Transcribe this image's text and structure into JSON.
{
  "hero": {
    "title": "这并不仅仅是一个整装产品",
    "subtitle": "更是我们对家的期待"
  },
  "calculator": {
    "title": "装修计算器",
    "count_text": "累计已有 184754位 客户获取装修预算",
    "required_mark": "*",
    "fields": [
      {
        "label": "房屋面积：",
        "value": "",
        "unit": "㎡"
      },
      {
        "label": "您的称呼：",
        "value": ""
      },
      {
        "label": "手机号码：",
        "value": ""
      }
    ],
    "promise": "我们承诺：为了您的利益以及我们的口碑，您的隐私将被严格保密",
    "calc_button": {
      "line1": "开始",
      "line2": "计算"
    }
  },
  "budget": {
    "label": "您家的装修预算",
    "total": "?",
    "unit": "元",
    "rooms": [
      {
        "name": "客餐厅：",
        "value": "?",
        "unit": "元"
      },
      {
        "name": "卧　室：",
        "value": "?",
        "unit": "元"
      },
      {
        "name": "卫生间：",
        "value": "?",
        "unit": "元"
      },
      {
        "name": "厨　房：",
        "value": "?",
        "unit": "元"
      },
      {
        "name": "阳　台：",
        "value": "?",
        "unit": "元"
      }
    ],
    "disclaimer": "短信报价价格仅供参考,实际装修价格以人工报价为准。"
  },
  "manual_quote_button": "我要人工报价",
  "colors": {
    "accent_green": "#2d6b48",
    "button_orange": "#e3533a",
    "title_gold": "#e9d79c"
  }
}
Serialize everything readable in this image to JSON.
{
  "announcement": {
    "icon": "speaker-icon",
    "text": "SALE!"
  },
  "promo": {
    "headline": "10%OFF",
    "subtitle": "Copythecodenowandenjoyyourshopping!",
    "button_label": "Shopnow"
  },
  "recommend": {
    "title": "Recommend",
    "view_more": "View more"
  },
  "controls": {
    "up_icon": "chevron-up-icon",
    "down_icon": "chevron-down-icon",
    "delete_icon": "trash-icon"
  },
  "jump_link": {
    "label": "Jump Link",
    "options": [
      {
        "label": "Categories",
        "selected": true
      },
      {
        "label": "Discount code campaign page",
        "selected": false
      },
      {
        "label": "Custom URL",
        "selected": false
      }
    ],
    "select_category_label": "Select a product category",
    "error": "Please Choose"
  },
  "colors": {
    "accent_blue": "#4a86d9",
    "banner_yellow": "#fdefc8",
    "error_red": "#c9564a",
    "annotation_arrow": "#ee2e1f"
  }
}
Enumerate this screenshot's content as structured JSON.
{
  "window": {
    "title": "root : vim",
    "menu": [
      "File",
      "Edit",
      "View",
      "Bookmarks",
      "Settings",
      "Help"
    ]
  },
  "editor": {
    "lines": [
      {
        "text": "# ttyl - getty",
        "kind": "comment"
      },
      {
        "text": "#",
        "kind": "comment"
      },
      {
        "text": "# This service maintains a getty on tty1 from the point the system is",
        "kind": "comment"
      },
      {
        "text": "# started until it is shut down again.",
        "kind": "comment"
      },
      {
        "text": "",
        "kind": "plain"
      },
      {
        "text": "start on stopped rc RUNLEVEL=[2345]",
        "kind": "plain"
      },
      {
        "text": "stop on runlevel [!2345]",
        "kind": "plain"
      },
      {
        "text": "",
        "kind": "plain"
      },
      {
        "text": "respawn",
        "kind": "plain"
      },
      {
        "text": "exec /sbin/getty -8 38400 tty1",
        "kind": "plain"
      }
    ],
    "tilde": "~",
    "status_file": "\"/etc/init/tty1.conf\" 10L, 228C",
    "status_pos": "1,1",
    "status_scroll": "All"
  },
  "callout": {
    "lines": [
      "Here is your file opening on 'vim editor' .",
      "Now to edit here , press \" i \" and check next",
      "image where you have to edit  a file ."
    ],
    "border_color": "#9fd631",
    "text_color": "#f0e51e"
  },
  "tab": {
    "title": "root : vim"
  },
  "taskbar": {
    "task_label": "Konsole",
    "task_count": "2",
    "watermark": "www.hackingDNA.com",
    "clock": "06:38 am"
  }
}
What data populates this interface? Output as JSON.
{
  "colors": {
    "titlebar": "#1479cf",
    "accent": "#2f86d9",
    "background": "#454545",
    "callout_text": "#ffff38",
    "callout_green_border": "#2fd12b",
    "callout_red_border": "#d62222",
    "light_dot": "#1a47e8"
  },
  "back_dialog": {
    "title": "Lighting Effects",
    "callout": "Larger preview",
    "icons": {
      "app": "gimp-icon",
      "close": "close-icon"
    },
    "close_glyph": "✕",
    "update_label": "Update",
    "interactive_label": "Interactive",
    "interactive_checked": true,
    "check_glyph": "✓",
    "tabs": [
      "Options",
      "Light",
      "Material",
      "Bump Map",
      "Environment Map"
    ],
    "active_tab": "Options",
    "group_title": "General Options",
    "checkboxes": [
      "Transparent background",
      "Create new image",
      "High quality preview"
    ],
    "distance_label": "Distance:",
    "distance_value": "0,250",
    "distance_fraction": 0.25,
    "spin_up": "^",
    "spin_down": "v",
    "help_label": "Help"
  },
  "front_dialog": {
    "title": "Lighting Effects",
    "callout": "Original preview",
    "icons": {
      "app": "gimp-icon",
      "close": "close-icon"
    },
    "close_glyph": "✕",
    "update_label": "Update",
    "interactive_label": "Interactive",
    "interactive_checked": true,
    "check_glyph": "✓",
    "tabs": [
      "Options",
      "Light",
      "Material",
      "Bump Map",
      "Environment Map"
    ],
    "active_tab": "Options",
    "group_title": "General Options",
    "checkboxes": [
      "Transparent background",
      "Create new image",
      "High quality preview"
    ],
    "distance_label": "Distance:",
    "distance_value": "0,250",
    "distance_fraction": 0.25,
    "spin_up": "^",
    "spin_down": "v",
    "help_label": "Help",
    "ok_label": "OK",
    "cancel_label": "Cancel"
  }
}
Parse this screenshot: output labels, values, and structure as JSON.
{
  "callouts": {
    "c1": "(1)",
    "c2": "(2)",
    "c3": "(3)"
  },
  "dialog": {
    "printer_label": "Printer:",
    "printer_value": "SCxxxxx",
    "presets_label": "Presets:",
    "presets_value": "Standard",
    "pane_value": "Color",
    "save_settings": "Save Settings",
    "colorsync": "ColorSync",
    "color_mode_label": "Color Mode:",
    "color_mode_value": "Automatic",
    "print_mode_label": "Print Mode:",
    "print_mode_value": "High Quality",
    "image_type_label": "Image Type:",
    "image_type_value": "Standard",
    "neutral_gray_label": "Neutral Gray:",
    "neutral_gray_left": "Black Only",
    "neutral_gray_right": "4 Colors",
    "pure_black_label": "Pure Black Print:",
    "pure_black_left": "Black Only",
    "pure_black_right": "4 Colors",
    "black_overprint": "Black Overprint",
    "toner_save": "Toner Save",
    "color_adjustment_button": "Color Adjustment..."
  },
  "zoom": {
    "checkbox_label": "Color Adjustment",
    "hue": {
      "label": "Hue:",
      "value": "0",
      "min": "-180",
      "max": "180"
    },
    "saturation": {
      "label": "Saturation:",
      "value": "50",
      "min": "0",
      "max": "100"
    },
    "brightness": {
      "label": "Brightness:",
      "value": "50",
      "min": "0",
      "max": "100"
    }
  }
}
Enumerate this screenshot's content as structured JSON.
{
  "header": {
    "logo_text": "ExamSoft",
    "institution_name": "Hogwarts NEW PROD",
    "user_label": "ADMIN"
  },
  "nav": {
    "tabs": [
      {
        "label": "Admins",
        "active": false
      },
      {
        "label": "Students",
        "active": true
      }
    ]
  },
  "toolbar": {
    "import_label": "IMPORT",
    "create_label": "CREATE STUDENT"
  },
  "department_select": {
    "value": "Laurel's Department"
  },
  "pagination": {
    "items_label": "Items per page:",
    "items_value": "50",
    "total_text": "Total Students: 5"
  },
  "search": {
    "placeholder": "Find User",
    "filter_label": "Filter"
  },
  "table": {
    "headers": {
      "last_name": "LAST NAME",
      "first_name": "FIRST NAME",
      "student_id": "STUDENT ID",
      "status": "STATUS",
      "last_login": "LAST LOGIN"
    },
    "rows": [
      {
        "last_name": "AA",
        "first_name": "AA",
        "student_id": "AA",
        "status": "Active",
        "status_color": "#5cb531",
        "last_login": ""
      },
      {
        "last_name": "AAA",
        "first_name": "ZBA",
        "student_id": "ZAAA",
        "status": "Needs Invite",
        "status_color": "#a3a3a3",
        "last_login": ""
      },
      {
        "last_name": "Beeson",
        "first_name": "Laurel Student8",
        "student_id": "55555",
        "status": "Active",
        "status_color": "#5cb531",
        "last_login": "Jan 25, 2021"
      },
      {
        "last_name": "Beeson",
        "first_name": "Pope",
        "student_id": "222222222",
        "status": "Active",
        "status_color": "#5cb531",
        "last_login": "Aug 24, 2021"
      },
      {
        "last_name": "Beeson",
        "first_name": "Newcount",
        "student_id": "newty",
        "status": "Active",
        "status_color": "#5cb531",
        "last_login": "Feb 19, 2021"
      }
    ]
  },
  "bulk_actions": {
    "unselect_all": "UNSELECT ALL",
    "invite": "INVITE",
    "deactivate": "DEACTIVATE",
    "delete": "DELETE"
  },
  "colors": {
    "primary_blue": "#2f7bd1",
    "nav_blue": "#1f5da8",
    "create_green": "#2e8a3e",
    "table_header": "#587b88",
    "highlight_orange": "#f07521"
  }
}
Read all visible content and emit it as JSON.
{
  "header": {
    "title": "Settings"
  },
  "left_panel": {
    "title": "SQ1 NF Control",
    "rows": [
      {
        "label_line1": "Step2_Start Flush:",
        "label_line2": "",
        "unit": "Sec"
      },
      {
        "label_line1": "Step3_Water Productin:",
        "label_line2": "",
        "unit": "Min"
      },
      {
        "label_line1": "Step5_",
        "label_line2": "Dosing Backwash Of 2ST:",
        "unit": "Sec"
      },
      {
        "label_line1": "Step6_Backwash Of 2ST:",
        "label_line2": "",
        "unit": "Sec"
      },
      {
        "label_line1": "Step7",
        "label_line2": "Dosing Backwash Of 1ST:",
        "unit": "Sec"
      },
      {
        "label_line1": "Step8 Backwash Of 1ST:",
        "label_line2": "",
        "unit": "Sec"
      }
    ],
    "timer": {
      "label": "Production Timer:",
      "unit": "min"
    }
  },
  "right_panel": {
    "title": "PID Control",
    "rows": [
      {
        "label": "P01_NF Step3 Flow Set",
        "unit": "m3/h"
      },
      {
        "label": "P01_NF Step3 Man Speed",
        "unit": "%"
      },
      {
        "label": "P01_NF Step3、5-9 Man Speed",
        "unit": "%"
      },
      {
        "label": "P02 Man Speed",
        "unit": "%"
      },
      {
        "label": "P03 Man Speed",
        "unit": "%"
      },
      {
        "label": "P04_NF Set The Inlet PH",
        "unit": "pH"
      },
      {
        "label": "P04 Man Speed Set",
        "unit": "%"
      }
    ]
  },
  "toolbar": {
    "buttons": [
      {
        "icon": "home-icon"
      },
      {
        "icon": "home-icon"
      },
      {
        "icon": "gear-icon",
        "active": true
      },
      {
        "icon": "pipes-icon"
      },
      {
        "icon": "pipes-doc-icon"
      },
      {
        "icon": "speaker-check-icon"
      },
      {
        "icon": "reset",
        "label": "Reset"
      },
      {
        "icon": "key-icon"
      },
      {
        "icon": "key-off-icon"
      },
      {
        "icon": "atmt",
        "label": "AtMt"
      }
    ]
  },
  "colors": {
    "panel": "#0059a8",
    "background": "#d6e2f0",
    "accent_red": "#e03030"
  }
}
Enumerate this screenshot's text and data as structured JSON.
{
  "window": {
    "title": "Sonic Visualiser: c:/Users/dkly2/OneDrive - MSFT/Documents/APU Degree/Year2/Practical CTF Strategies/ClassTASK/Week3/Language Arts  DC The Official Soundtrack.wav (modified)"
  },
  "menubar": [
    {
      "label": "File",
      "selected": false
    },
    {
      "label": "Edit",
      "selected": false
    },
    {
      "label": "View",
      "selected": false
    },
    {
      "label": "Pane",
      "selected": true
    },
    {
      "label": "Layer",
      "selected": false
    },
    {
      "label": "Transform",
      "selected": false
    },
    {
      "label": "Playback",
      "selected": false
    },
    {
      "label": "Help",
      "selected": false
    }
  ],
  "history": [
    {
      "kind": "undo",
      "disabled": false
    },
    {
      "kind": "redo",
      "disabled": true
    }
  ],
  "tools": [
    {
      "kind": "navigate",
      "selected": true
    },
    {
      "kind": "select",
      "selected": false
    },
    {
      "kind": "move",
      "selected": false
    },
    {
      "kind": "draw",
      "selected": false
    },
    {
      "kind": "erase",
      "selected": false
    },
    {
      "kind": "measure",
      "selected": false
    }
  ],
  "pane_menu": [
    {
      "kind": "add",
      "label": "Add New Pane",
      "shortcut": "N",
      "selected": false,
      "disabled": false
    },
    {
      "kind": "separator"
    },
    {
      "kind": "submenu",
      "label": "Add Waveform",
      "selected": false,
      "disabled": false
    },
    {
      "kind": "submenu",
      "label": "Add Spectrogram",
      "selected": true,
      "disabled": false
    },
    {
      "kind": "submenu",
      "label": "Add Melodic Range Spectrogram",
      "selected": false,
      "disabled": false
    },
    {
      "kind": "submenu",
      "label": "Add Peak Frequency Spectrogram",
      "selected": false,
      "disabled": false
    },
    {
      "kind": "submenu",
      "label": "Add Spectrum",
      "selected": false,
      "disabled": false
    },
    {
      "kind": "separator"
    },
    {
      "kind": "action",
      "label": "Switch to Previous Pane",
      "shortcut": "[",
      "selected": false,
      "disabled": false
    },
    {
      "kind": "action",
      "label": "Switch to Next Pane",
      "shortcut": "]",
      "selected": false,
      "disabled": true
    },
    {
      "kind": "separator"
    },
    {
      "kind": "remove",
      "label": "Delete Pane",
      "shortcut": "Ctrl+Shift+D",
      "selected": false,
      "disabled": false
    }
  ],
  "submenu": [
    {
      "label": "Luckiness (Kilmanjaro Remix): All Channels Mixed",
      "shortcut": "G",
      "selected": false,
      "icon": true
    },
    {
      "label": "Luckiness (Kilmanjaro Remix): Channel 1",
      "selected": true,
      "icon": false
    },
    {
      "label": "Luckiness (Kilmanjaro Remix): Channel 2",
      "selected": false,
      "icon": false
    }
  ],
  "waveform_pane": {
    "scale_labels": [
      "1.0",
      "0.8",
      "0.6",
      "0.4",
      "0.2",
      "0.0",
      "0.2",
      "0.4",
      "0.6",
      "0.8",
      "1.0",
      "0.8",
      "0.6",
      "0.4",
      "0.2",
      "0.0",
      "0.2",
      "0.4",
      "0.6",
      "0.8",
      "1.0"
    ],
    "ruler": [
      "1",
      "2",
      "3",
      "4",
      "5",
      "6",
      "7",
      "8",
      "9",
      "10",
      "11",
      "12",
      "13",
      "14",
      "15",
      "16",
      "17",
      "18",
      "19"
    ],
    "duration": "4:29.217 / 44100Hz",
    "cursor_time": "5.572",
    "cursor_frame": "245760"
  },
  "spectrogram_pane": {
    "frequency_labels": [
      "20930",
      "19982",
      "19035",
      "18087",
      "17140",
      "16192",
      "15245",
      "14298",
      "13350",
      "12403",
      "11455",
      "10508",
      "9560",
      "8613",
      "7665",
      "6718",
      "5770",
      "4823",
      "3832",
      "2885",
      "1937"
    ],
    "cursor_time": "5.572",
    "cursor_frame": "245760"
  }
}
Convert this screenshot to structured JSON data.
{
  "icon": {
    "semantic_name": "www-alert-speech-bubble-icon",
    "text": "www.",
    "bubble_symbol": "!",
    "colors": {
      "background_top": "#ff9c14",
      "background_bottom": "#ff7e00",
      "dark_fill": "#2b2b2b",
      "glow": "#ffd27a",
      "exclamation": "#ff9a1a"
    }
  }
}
==*==
## Instructions for the task
Gather all lines where the word "subtitle" appears.

## The reply
    "subtitle": "更是我们对家的期待"
    "subtitle": "Copythecodenowandenjoyyourshopping!",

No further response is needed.